-- Start --
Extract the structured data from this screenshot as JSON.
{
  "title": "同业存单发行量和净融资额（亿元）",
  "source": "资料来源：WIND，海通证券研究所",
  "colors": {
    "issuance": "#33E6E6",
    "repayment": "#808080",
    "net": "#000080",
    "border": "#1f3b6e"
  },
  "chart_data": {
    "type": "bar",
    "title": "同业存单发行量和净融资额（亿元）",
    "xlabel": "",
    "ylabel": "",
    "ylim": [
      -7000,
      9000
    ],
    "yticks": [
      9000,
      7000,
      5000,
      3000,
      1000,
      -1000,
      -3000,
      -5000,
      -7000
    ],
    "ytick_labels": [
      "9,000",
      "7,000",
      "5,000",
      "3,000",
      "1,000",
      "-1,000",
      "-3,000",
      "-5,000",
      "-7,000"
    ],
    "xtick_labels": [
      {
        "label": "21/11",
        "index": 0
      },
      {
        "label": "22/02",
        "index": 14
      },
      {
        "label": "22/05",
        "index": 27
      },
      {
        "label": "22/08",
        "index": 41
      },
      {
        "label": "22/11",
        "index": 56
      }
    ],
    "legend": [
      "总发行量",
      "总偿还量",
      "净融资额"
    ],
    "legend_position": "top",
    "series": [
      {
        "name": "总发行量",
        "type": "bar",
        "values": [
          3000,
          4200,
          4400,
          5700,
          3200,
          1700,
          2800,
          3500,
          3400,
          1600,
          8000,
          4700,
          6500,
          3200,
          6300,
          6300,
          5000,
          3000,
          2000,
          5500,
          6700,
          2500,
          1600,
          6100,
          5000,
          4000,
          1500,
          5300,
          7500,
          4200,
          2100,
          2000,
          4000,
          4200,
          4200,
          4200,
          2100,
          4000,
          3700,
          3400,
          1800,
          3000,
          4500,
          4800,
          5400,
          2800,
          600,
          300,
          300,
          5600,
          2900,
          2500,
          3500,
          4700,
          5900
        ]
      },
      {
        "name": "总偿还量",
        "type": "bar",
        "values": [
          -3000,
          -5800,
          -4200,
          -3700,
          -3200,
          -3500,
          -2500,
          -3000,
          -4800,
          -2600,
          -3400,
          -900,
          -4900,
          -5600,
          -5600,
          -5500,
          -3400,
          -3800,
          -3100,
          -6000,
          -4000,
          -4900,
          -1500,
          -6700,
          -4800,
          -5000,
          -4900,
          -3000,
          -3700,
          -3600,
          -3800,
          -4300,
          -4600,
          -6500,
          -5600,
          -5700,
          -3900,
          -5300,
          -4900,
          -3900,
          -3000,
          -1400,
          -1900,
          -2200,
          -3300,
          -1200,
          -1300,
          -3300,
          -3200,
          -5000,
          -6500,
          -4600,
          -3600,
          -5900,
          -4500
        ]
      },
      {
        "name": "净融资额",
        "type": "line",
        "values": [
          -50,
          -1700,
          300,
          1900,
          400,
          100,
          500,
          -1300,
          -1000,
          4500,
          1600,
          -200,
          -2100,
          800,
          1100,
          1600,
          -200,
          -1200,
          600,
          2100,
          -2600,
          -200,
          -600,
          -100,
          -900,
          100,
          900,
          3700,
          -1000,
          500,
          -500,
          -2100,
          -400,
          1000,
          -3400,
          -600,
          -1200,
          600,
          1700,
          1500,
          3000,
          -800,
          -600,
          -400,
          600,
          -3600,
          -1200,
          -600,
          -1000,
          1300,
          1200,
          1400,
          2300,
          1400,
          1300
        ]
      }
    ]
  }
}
-- End --
Pick out every line above that contains the word "index" and copy it.

        "index": 0
        "index": 14
        "index": 27
        "index": 41
        "index": 56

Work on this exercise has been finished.